_THE EXERCISE_
Copy out the lines of the listing starting at the line that contains "slice: Mumbai [291,58,419,198]" and ending at the line that contains "label: Hyderabad 14% [282,210,370,254]", and switch every "slice" to "wedge" while leaving all else unchanged.
****************
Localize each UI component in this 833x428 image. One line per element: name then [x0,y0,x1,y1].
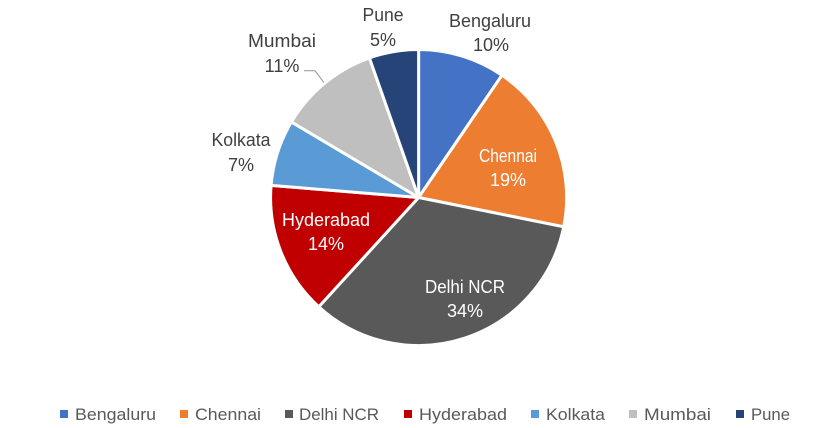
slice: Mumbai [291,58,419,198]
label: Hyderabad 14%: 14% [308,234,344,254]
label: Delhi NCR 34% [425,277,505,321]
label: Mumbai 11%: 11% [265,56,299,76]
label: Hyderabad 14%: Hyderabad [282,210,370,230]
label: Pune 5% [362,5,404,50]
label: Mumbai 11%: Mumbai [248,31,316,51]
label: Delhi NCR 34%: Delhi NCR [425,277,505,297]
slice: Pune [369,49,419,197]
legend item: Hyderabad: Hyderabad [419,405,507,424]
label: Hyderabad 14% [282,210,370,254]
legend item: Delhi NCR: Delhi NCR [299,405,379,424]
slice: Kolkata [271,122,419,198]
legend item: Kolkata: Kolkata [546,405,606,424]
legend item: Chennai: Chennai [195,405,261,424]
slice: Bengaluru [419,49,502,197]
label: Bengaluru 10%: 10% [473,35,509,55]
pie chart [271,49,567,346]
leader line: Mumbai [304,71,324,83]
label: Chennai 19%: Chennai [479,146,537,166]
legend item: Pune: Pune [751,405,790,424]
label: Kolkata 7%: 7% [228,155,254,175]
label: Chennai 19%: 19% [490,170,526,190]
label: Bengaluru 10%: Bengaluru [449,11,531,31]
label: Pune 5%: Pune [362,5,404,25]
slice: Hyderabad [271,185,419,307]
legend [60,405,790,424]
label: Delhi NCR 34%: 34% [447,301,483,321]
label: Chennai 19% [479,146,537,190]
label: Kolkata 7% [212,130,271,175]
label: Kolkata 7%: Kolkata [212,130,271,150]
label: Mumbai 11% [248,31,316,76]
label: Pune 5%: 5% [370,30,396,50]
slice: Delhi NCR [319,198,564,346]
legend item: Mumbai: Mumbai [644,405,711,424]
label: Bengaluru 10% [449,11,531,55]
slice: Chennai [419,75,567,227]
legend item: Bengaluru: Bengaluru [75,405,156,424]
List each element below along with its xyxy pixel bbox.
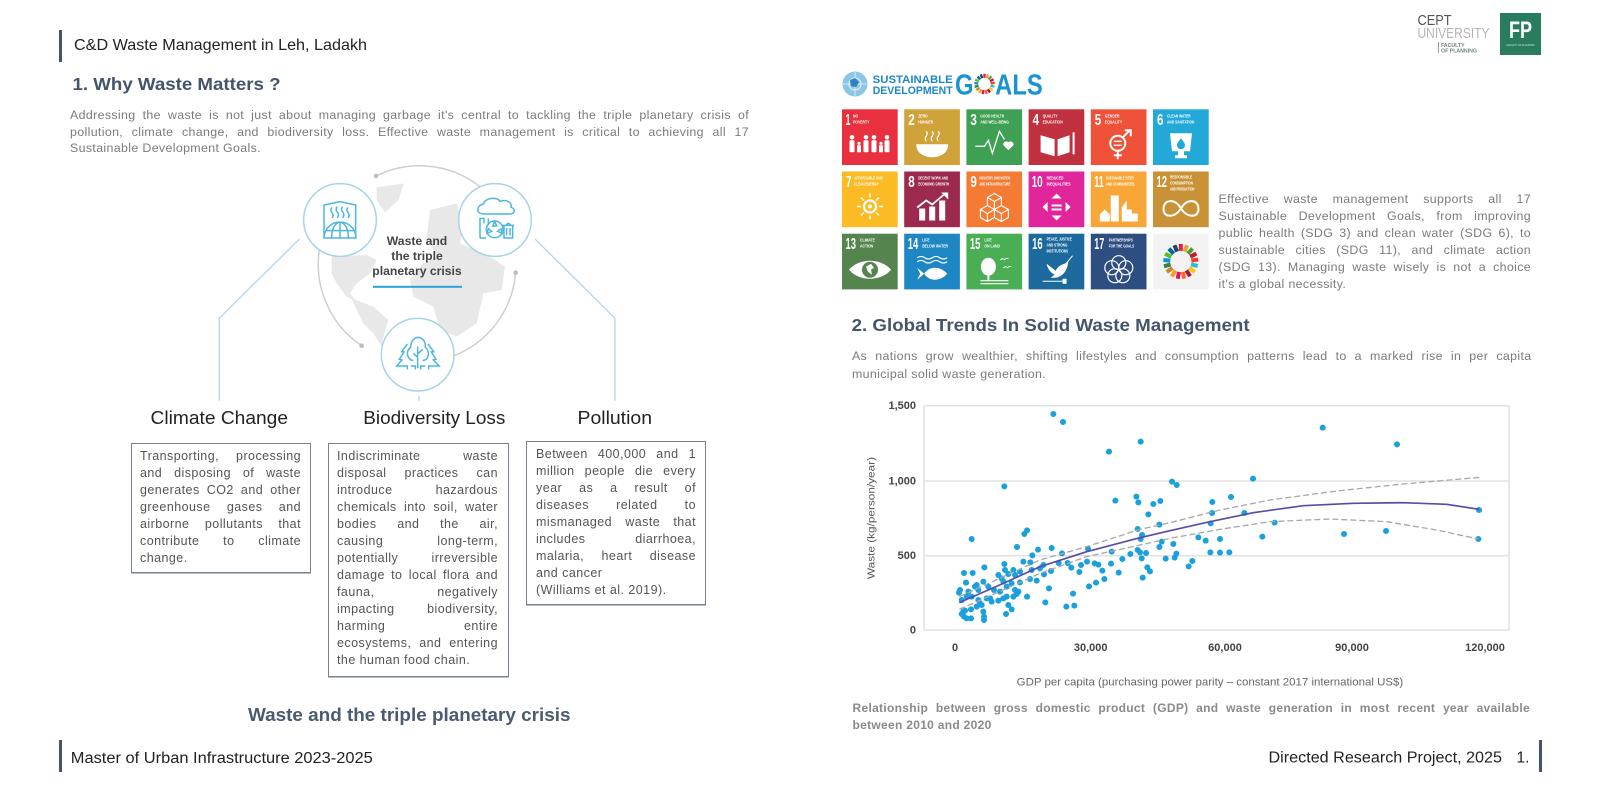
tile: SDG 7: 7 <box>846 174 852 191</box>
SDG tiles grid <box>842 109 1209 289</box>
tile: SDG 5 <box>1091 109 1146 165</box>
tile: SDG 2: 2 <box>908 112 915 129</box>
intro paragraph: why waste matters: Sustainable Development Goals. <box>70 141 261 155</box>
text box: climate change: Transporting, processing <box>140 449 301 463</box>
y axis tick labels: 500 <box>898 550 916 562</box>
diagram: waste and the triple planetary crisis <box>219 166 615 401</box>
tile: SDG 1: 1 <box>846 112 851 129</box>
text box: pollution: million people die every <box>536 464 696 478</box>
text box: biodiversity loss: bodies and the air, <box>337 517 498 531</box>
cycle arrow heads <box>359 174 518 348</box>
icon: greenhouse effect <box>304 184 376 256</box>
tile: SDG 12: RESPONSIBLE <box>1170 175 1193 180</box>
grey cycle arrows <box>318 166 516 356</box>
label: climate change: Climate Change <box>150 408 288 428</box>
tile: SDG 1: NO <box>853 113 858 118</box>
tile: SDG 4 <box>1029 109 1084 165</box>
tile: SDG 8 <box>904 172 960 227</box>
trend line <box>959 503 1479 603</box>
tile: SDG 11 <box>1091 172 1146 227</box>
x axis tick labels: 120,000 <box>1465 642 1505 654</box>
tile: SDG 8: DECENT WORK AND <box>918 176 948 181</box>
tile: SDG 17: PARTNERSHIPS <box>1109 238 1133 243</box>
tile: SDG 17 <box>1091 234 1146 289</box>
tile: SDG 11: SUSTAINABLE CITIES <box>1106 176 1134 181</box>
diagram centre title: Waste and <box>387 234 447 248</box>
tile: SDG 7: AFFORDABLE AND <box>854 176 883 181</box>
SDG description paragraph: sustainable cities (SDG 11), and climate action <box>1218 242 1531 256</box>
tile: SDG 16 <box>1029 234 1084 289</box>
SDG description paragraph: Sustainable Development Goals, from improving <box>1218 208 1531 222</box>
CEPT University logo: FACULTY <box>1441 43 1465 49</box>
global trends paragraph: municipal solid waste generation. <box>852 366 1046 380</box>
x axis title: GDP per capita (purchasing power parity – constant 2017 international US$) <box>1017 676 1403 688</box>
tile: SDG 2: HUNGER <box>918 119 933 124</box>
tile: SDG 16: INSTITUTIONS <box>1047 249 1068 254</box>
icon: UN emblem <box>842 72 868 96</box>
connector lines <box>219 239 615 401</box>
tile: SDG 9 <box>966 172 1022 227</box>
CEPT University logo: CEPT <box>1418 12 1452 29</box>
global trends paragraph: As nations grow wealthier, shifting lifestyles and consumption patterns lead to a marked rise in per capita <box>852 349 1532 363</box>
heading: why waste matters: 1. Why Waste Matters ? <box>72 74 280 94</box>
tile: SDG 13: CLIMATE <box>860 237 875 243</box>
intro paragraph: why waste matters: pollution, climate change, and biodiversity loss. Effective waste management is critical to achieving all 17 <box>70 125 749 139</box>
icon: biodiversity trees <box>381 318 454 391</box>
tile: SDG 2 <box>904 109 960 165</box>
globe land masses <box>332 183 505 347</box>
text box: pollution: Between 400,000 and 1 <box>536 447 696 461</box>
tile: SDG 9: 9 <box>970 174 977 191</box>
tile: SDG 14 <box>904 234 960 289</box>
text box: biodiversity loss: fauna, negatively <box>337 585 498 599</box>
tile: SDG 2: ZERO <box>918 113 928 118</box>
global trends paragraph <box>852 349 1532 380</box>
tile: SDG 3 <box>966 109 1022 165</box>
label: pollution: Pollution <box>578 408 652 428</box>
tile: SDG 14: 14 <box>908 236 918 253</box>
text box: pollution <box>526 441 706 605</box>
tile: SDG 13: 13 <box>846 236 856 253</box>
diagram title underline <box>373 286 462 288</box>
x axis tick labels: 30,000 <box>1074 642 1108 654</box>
****************
_RESULT OF THE TASK_
wedge: Mumbai [291,58,419,198]
label: Hyderabad 14%: 14% [308,234,344,254]
label: Delhi NCR 34% [425,277,505,321]
label: Mumbai 11%: 11% [265,56,299,76]
label: Hyderabad 14%: Hyderabad [282,210,370,230]
label: Pune 5% [362,5,404,50]
label: Mumbai 11%: Mumbai [248,31,316,51]
label: Delhi NCR 34%: Delhi NCR [425,277,505,297]
wedge: Pune [369,49,419,197]
legend item: Hyderabad: Hyderabad [419,405,507,424]
label: Hyderabad 14% [282,210,370,254]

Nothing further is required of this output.